Passage cité:
★ ★ ★ ★ ★

« Il faut en finir avec le dogme suicidaire “un audit est un audit” ! »

Publié le 15/11/2017

Jean-Luc Flabeau a présidé la Compagnie régionale des commissaires aux comptes de Paris pendant trois années. Olivier Salustro prend sa suite et entend s’inscrire dans la logique de la politique menée par son prédécesseur, notamment en défendant un audit proportionné à la taille des entreprises, en veillant à ce que les réformes de l’audit ne vident pas le métier de son attractivité et de sa substance ou encore en défendant les seuils actuels d’audit contre la tentation de s’aligner sur les seuils européens. De son côté, Jean-Luc Flabeau prend la tête du deuxième syndicat de la profession, ECF. Les deux hommes ont proposé de s’entretenir ensemble dans une interview exclusive aux Petites Affiches pour exprimer leur approche commune des grandes questions d’actualité de la profession.

Les Petites affiches 

Jean-Luc Flabeau, vous prenez vos fonctions à la tête d’ECF et vous Olivier Salustro, à la tête de la CRCC de Paris à un moment charnière de la vie de la profession, puisque la réforme européenne de l’audit vient d’être transposée. Où en est-on exactement ? Tous les textes sont-ils adoptés ?

Jean-Luc Flabeau 

Cela fait plus d’un an que la réforme a été transposée, mais il est vrai que certains textes se sont fait attendre. Aujourd’hui, le dispositif est complet, nous avons l’ordonnance, le décret, mais aussi le Code de déontologie qui a été un peu plus long à être promulgué. Enfin, au début de cette année sont intervenues les trois conventions par lesquelles le Haut conseil du commissariat aux comptes (H3C) accorde des délégations à la Compagnie nationale, pour gérer à sa demande et selon ses consignes le contrôle qualité, la formation et l’inscription. La réforme européenne a en effet transféré au Haut conseil ces trois fonctions auparavant dévolues à la profession. Le H3C en est désormais le responsable final, mais il a choisi pour des questions d’organisation d’en déléguer la mise en œuvre à la Compagnie nationale avec la nécessaire participation des compagnies régionales qui sont les acteurs effectifs et de proximité. Le cadre réglementaire est donc stabilisé et nous sommes dans le temps de la mise en pratique au niveau des institutions des conventions de délégation entre la compagnie nationale et le H3C. Si l’ordonnance de transposition avait prévu un système de subdélégation permettant au H3C de traiter directement avec les compagnies régionales, cela aurait évité la mise en place d’une mécanique inutilement complexe et coûteuse.

★ ★ ★ ★ ★

Listes d'éléments annotées
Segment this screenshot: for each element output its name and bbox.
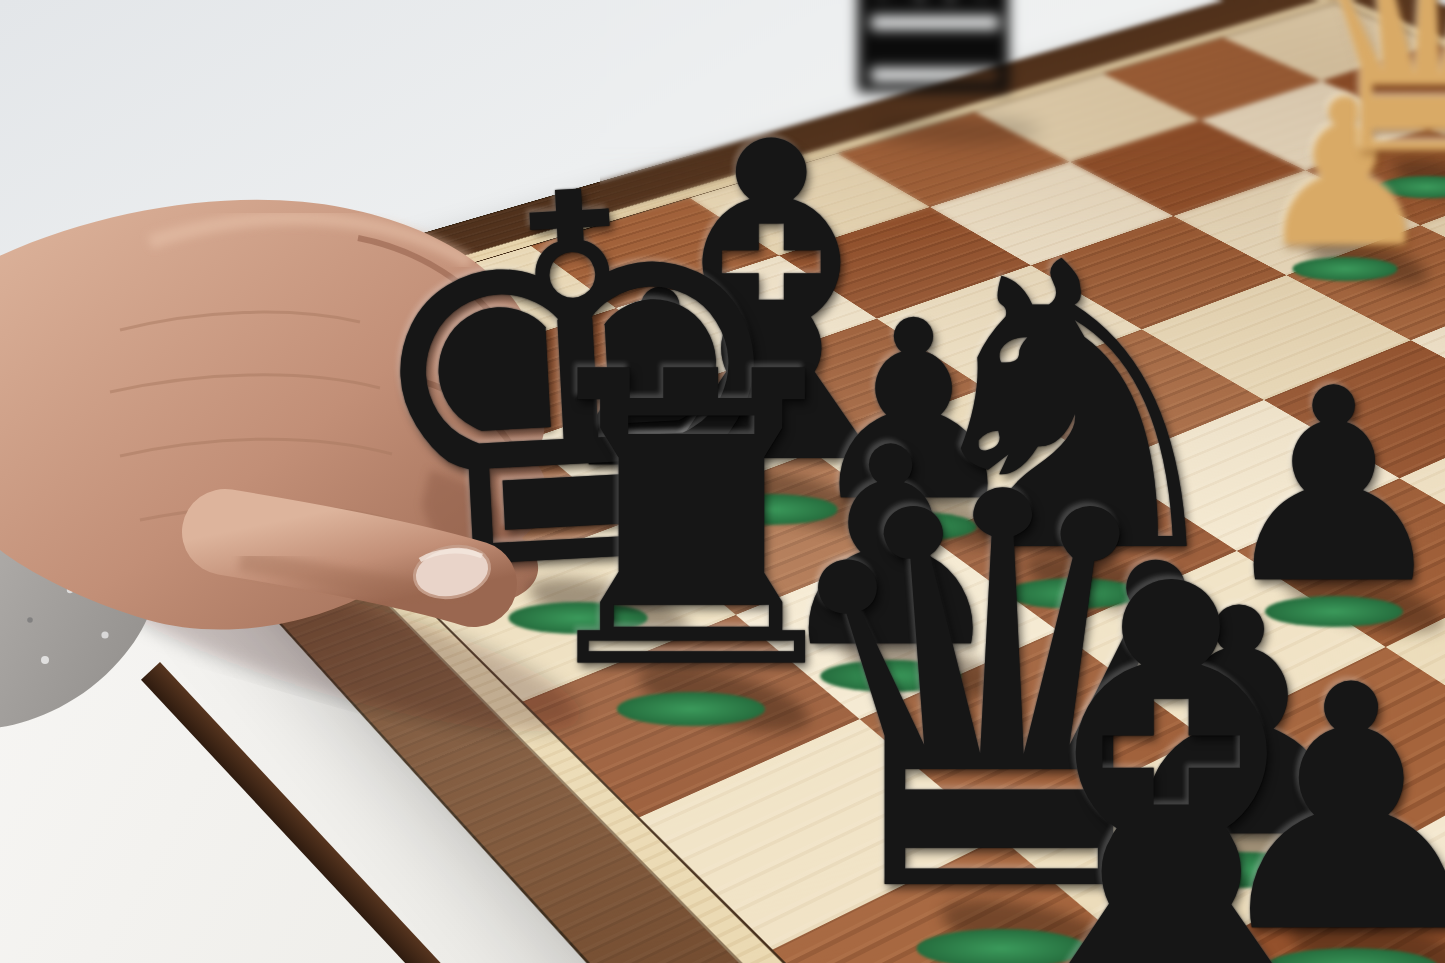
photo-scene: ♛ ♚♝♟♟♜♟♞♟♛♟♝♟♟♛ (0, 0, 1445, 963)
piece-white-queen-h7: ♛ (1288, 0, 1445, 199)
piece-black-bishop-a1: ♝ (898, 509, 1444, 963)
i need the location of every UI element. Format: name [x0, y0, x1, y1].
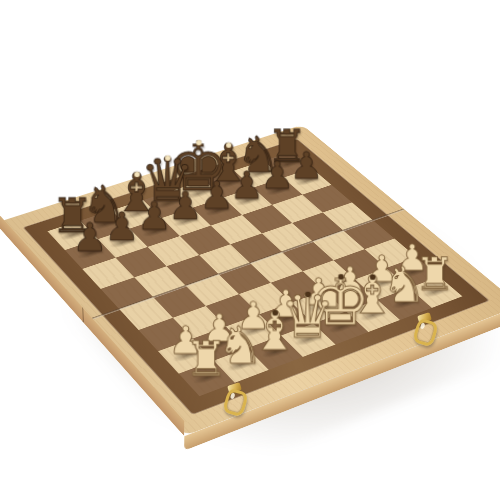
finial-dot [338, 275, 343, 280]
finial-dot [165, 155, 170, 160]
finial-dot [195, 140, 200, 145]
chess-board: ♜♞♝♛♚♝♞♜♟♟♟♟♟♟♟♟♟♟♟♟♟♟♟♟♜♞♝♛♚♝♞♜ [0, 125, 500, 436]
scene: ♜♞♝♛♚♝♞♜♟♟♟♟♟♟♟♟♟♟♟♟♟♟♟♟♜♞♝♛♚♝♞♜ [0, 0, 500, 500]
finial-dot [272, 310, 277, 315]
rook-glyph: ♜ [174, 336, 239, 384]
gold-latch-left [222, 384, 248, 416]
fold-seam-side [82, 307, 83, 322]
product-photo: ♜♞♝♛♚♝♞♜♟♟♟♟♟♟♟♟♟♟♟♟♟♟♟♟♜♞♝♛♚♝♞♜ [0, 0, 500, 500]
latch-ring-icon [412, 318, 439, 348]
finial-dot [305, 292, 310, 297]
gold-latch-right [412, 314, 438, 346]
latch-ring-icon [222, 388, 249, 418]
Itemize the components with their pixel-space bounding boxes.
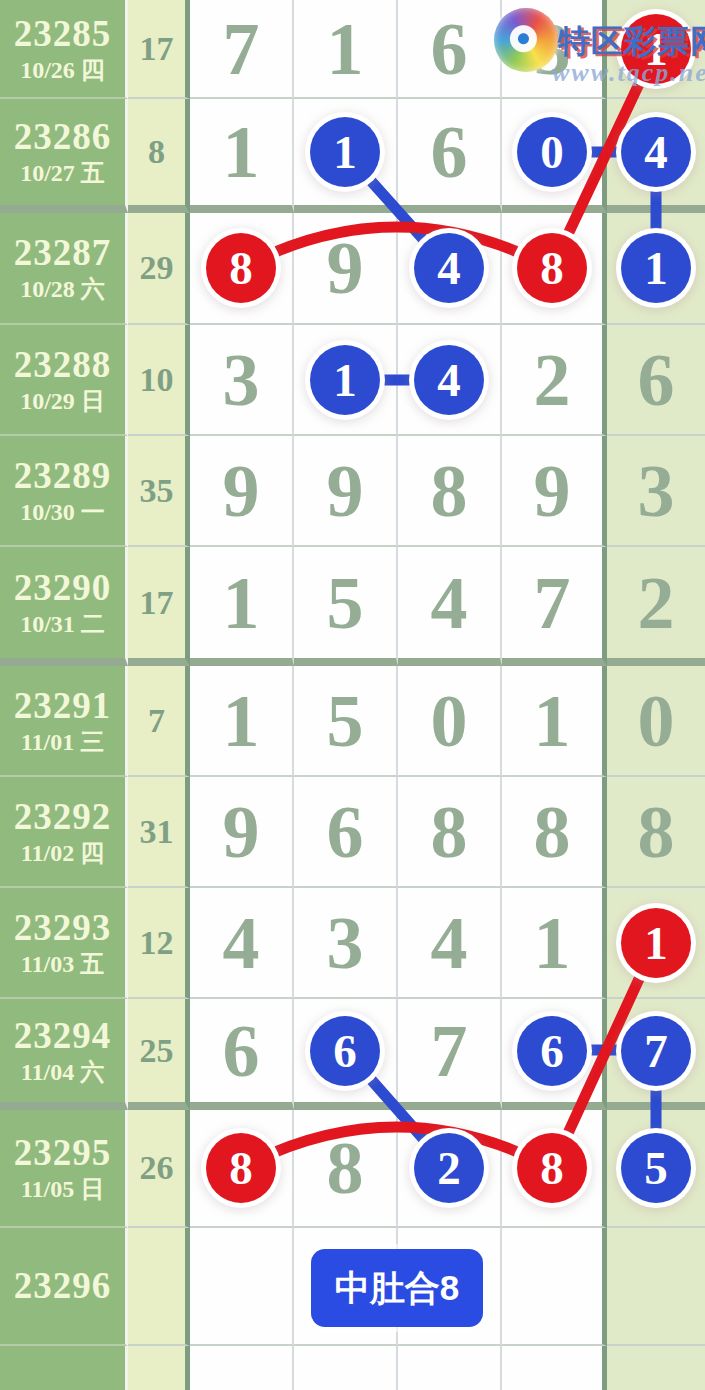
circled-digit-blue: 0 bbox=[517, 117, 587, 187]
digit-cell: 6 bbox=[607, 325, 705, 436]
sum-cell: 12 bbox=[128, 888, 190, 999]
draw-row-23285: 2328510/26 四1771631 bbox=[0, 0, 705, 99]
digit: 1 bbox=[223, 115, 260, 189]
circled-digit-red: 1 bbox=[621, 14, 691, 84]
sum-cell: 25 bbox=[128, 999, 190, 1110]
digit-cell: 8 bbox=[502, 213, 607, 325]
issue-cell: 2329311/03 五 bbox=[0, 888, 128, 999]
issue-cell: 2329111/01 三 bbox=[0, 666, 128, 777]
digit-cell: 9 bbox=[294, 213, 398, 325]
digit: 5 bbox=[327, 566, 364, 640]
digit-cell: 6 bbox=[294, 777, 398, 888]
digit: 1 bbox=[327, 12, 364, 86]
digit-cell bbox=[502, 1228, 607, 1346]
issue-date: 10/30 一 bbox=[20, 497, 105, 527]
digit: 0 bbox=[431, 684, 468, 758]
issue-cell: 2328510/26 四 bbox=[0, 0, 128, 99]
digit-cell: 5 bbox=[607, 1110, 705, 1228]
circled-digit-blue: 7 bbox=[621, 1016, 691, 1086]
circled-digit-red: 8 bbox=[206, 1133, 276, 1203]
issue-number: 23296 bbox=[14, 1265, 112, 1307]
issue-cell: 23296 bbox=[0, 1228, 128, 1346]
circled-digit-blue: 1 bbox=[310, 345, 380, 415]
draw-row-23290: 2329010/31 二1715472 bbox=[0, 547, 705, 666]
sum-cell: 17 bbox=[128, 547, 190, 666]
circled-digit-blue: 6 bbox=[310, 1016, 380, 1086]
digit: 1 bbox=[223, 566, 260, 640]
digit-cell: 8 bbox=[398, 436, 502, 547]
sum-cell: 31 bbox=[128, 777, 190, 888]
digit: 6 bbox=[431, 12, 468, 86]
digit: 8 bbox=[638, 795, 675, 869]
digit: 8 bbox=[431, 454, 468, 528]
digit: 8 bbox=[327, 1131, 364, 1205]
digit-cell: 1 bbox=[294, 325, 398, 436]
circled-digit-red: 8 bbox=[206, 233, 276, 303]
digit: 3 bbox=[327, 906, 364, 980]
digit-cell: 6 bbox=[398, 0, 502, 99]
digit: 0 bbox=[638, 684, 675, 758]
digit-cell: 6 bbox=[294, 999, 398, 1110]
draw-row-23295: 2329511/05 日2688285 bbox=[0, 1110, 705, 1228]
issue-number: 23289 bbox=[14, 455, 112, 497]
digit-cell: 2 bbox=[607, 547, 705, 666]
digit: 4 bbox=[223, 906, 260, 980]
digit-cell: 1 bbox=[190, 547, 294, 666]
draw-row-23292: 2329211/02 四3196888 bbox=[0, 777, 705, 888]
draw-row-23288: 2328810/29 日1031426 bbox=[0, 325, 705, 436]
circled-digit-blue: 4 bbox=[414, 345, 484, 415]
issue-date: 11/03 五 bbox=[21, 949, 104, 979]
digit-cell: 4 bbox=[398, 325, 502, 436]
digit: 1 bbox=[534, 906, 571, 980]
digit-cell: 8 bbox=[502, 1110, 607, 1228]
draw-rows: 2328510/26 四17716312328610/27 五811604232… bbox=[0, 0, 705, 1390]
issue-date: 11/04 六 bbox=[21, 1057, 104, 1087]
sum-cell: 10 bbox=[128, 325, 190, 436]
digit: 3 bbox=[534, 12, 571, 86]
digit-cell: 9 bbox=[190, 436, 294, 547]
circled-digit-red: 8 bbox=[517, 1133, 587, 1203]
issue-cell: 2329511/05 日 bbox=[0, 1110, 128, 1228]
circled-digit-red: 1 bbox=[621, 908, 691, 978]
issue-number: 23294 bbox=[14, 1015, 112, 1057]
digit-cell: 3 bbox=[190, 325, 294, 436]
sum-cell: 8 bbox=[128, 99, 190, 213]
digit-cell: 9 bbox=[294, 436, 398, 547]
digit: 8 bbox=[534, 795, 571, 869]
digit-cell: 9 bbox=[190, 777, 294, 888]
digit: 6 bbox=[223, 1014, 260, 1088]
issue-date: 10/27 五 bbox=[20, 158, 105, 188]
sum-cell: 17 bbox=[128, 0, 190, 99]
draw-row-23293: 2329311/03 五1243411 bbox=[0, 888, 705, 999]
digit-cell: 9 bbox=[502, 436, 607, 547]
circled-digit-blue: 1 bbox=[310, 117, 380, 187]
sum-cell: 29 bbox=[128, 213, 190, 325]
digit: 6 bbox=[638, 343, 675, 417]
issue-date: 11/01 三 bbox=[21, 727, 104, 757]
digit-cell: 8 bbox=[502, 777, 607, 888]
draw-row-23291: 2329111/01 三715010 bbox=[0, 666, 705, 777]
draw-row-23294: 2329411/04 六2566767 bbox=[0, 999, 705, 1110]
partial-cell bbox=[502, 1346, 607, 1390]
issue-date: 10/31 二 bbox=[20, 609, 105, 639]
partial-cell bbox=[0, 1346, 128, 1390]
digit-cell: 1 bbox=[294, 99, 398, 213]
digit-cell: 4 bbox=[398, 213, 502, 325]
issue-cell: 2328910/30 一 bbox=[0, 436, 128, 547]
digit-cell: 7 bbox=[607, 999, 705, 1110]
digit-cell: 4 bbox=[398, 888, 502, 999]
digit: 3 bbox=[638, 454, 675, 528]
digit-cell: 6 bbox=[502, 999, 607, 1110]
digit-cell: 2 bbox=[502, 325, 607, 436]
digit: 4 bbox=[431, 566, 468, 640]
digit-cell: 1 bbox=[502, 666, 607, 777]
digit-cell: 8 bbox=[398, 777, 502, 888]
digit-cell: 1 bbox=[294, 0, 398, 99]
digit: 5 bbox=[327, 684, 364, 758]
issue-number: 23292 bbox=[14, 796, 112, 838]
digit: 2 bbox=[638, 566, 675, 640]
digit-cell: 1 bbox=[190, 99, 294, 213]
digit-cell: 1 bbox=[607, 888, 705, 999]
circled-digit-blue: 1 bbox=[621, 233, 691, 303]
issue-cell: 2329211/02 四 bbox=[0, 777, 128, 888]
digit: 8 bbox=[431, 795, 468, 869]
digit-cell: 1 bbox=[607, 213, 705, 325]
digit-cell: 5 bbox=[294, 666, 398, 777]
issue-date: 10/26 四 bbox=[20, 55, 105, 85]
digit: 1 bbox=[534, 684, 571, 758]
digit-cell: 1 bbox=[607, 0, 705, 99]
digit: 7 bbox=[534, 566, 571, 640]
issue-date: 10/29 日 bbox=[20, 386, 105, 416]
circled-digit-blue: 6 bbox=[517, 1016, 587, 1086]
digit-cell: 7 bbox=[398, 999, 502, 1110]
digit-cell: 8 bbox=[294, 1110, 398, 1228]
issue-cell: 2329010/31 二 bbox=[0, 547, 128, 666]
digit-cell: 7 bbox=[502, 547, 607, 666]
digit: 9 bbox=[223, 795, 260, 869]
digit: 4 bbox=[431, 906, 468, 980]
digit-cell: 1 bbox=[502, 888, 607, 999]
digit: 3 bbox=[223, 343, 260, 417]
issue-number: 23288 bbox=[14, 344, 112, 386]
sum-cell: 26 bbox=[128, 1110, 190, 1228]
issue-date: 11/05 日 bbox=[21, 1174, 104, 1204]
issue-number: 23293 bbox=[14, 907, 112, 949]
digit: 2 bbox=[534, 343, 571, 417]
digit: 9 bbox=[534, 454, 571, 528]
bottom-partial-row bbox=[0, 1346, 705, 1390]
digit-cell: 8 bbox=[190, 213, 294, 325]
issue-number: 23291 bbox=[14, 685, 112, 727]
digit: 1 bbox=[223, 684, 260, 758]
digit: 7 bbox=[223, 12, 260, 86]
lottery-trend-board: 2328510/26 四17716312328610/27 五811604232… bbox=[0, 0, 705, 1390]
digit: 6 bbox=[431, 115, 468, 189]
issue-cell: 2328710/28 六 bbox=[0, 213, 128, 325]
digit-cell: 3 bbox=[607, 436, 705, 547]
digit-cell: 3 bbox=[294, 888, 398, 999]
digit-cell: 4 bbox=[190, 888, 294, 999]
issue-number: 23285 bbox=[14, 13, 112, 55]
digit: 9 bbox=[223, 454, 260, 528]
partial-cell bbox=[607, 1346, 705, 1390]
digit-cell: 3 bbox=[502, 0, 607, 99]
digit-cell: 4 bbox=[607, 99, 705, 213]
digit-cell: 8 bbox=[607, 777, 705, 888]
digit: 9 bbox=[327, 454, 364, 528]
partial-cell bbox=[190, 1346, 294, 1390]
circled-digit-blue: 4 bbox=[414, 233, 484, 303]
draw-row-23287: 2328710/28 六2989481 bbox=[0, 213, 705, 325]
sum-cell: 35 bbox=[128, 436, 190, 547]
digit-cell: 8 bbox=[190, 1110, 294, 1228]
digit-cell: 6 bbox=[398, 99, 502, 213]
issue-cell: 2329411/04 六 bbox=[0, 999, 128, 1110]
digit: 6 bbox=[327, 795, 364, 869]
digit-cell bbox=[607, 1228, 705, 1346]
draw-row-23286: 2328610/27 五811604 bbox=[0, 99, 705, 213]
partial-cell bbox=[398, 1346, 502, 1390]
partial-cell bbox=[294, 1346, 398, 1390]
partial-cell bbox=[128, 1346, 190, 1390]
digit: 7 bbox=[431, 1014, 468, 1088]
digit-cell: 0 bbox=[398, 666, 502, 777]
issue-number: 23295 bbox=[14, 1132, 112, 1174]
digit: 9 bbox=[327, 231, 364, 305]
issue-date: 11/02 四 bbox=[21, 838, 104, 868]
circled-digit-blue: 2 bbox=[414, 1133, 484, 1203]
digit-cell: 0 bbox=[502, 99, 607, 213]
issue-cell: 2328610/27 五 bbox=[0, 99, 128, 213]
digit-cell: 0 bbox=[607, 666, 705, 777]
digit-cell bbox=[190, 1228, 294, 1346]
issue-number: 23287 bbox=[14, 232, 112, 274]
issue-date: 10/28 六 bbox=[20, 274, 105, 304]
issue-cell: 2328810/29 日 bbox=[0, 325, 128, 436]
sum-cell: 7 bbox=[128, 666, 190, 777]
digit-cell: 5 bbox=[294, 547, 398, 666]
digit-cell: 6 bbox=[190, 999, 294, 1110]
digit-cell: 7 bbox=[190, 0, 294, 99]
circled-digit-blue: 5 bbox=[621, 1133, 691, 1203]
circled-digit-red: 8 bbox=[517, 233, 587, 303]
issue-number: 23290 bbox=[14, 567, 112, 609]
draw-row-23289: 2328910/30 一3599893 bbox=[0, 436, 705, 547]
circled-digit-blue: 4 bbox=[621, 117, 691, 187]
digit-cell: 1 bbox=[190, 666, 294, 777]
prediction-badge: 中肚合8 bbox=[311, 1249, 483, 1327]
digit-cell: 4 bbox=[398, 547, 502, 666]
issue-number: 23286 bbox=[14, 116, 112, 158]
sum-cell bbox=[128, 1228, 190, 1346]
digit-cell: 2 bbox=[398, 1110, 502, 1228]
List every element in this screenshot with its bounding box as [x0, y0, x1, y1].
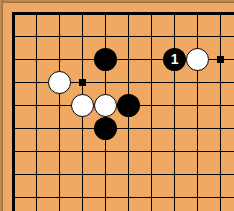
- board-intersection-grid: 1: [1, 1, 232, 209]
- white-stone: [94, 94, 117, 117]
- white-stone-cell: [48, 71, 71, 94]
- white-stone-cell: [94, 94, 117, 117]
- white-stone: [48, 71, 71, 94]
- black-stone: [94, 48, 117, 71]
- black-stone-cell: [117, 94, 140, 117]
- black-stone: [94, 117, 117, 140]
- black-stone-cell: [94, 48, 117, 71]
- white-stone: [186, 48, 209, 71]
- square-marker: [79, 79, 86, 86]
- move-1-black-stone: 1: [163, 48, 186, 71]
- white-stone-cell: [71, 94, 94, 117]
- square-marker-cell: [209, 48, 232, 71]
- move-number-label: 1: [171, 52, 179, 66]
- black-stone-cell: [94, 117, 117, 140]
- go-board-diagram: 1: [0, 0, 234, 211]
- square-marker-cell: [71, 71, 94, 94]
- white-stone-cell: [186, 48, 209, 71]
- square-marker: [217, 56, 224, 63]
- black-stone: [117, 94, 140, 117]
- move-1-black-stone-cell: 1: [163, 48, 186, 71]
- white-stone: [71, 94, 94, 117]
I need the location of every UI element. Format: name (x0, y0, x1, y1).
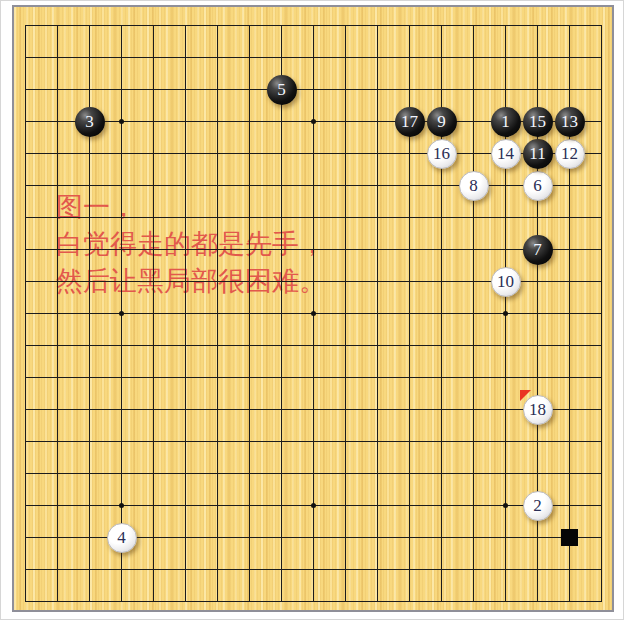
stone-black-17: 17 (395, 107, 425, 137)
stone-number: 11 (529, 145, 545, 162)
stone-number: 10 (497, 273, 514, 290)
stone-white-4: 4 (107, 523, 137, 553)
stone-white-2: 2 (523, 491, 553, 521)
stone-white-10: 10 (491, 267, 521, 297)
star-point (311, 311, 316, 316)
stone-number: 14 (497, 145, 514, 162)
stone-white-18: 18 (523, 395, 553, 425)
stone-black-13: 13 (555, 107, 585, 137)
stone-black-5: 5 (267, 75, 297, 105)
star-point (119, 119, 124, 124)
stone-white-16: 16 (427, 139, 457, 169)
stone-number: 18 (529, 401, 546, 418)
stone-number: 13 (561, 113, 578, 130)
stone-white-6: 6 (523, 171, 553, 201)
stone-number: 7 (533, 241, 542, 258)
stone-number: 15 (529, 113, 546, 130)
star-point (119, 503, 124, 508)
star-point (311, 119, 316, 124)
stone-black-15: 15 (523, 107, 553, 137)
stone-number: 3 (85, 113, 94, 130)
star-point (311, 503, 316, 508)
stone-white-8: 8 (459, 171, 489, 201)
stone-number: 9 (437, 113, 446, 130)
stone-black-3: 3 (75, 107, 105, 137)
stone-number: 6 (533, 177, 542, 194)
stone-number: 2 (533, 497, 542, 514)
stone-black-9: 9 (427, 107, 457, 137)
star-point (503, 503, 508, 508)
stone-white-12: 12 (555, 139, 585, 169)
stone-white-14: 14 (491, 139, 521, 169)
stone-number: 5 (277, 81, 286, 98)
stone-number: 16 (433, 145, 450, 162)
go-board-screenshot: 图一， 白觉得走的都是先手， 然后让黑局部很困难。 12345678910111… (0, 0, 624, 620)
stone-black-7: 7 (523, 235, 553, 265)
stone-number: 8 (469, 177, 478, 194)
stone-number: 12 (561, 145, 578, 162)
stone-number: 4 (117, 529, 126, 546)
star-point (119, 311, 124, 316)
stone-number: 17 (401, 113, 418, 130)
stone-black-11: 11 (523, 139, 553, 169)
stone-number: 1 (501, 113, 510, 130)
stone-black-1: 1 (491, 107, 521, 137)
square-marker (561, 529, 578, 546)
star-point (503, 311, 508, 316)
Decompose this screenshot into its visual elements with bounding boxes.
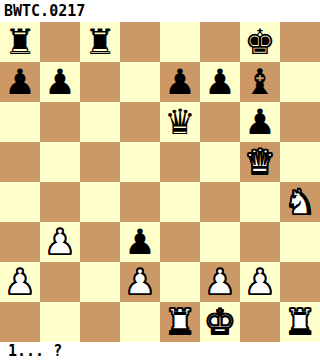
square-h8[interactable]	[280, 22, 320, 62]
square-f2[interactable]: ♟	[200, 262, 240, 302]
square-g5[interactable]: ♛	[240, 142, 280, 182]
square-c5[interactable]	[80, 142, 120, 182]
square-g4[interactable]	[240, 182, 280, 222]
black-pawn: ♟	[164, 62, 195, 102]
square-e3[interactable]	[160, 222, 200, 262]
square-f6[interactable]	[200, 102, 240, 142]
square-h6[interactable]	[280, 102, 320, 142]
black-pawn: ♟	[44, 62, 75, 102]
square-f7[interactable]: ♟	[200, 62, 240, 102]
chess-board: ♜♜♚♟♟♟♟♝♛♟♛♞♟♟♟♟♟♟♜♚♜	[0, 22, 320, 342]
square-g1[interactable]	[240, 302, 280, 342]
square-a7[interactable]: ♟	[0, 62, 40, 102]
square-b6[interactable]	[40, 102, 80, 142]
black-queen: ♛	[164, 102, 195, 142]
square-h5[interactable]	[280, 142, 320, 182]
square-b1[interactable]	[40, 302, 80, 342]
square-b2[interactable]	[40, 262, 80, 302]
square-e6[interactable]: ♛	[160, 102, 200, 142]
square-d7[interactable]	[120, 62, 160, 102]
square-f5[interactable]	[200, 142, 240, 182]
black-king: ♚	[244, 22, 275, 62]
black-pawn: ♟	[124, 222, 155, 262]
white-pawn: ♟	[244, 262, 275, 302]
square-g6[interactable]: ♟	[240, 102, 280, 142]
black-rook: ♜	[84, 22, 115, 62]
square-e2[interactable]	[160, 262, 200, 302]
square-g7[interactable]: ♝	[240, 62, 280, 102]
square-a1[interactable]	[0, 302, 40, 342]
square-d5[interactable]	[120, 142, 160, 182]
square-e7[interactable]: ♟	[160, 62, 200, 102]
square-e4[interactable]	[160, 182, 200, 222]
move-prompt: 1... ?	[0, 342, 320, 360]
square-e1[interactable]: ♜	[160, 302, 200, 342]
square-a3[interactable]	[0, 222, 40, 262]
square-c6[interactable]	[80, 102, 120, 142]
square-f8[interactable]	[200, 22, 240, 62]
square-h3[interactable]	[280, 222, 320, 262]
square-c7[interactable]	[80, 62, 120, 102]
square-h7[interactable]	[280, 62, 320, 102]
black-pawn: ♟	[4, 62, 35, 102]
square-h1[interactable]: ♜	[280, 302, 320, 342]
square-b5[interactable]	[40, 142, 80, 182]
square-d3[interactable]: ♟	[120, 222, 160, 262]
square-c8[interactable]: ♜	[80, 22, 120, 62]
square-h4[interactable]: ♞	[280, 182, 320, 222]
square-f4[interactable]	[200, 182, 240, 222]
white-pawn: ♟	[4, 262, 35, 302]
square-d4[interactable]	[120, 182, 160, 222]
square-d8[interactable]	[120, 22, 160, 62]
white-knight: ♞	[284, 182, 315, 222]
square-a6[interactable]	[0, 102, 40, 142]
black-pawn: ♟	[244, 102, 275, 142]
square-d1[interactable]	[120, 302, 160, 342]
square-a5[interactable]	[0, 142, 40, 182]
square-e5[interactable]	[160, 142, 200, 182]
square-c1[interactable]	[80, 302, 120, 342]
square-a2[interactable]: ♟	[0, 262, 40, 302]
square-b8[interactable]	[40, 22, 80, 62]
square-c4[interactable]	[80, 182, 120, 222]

★ ★ ★ ★ ★

Consigne: Recopiez le passage de l'entretien sur la réforme de l'audit, en commençant à « Jean-Luc Flabeau, vous » et en terminant à « textes sont-ils adoptés ? ».

Réponse attendue:
Jean-Luc Flabeau, vous prenez vos fonctions à la tête d’ECF et vous Olivier Salustro, à la tête de la CRCC de Paris à un moment charnière de la vie de la profession, puisque la réforme européenne de l’audit vient d’être transposée. Où en est-on exactement ? Tous les textes sont-ils adoptés ?